- [Stated exercise] Can you output the records below exactly as they are written?
*** Exercise input ***
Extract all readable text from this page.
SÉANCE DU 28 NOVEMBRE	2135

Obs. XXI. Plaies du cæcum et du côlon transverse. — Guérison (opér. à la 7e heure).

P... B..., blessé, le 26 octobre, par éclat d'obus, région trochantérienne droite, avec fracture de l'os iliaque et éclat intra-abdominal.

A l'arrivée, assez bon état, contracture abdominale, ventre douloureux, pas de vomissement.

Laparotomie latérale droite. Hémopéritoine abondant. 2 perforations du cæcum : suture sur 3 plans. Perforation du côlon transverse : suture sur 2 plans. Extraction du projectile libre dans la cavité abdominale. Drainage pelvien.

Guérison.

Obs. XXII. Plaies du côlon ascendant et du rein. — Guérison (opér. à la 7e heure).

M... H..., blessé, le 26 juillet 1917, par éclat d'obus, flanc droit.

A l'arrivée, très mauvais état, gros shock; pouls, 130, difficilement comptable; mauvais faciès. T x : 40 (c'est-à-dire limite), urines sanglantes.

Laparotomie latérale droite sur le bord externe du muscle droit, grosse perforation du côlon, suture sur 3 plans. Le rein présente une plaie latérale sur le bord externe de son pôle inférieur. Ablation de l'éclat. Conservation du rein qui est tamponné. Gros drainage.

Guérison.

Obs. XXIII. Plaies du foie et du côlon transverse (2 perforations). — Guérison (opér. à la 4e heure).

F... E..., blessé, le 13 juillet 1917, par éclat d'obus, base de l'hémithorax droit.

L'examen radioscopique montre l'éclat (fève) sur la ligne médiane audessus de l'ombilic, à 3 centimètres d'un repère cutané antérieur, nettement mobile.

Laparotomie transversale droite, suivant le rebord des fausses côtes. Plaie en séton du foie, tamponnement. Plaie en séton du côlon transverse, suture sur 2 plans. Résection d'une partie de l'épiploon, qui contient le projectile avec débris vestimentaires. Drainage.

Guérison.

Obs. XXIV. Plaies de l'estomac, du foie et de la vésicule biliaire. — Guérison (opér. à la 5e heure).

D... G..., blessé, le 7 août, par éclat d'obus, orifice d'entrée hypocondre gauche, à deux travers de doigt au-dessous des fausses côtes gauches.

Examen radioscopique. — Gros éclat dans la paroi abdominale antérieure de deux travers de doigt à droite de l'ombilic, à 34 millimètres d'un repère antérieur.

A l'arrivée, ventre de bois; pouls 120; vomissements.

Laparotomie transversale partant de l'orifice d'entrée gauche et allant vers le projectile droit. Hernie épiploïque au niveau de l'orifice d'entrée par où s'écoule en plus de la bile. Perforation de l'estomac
***
- [Response to this task]
Extract all readable text from this page.
SÉANCE DU 28 NOVEMBRE	2135

Obs. XXI. Plaies du cæcum et du côlon transverse. — Guérison (opér. à la 7e heure).

P... B..., blessé, le 26 octobre, par éclat d'obus, région trochantérienne droite, avec fracture de l'os iliaque et éclat intra-abdominal.

A l'arrivée, assez bon état, contracture abdominale, ventre douloureux, pas de vomissement.

Laparotomie latérale droite. Hémopéritoine abondant. 2 perforations du cæcum : suture sur 3 plans. Perforation du côlon transverse : suture sur 2 plans. Extraction du projectile libre dans la cavité abdominale. Drainage pelvien.

Guérison.

Obs. XXII. Plaies du côlon ascendant et du rein. — Guérison (opér. à la 7e heure).

M... H..., blessé, le 26 juillet 1917, par éclat d'obus, flanc droit.

A l'arrivée, très mauvais état, gros shock; pouls, 130, difficilement comptable; mauvais faciès. T x : 40 (c'est-à-dire limite), urines sanglantes.

Laparotomie latérale droite sur le bord externe du muscle droit, grosse perforation du côlon, suture sur 3 plans. Le rein présente une plaie latérale sur le bord externe de son pôle inférieur. Ablation de l'éclat. Conservation du rein qui est tamponné. Gros drainage.

Guérison.

Obs. XXIII. Plaies du foie et du côlon transverse (2 perforations). — Guérison (opér. à la 4e heure).

F... E..., blessé, le 13 juillet 1917, par éclat d'obus, base de l'hémithorax droit.

L'examen radioscopique montre l'éclat (fève) sur la ligne médiane audessus de l'ombilic, à 3 centimètres d'un repère cutané antérieur, nettement mobile.

Laparotomie transversale droite, suivant le rebord des fausses côtes. Plaie en séton du foie, tamponnement. Plaie en séton du côlon transverse, suture sur 2 plans. Résection d'une partie de l'épiploon, qui contient le projectile avec débris vestimentaires. Drainage.

Guérison.

Obs. XXIV. Plaies de l'estomac, du foie et de la vésicule biliaire. — Guérison (opér. à la 5e heure).

D... G..., blessé, le 7 août, par éclat d'obus, orifice d'entrée hypocondre gauche, à deux travers de doigt au-dessous des fausses côtes gauches.

Examen radioscopique. — Gros éclat dans la paroi abdominale antérieure de deux travers de doigt à droite de l'ombilic, à 34 millimètres d'un repère antérieur.

A l'arrivée, ventre de bois; pouls 120; vomissements.

Laparotomie transversale partant de l'orifice d'entrée gauche et allant vers le projectile droit. Hernie épiploïque au niveau de l'orifice d'entrée par où s'écoule en plus de la bile. Perforation de l'estomac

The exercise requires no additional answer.